(Stored records)
## begin
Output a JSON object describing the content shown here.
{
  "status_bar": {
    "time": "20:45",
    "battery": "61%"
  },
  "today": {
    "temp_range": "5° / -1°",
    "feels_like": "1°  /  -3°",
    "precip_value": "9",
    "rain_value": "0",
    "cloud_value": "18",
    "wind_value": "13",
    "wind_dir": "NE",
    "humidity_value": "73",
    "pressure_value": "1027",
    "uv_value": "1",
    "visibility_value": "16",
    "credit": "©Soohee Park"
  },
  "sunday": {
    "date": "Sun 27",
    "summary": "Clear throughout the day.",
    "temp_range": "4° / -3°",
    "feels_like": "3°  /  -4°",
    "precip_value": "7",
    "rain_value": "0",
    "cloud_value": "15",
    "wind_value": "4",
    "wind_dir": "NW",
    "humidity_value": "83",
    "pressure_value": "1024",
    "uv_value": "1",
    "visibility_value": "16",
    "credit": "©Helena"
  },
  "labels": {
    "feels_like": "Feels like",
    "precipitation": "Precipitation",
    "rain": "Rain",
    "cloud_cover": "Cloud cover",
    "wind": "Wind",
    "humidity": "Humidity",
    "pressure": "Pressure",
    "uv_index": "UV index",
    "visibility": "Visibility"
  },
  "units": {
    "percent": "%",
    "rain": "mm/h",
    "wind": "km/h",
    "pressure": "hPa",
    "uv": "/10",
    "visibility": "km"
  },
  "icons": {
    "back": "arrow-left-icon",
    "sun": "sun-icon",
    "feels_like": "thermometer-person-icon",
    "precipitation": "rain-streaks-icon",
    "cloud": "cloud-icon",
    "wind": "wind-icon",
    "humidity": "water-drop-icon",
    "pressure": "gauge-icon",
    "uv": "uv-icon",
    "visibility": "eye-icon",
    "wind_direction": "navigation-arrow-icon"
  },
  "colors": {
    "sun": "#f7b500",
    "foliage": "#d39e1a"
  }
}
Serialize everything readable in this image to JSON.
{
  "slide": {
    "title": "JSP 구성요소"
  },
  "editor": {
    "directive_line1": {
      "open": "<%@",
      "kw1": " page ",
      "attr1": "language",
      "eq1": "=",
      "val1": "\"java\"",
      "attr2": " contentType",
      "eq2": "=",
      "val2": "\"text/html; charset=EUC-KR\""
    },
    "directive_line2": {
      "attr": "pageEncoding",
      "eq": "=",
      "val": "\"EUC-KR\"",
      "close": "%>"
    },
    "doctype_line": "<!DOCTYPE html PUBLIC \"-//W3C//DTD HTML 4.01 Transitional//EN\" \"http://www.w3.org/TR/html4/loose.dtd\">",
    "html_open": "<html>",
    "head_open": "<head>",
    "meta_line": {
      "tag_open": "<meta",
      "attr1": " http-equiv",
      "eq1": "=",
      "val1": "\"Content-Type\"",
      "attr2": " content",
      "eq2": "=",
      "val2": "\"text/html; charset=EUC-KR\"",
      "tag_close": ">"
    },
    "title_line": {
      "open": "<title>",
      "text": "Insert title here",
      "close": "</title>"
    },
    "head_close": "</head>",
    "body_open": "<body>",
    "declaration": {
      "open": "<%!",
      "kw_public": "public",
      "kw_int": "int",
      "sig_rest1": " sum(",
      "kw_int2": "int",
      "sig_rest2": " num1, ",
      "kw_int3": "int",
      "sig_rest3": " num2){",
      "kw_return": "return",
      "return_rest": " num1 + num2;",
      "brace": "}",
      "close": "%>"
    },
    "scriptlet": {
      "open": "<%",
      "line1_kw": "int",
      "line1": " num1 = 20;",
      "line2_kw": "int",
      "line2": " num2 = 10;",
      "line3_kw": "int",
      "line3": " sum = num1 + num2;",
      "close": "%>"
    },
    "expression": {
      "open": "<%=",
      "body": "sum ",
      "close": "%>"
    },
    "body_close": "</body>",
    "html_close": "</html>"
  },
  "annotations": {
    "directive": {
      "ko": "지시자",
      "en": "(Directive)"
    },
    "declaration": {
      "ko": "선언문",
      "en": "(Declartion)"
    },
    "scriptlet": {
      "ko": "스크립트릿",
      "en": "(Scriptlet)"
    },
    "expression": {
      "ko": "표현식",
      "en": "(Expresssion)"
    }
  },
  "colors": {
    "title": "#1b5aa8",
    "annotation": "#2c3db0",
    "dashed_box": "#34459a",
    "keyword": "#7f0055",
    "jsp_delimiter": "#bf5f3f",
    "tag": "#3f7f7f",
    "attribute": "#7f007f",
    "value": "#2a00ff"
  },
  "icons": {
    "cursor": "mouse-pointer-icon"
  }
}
## end
What to do:
Find every line of the data that holds the string "arrow", then say how many there are and nothing else.

Output for this exercise:
2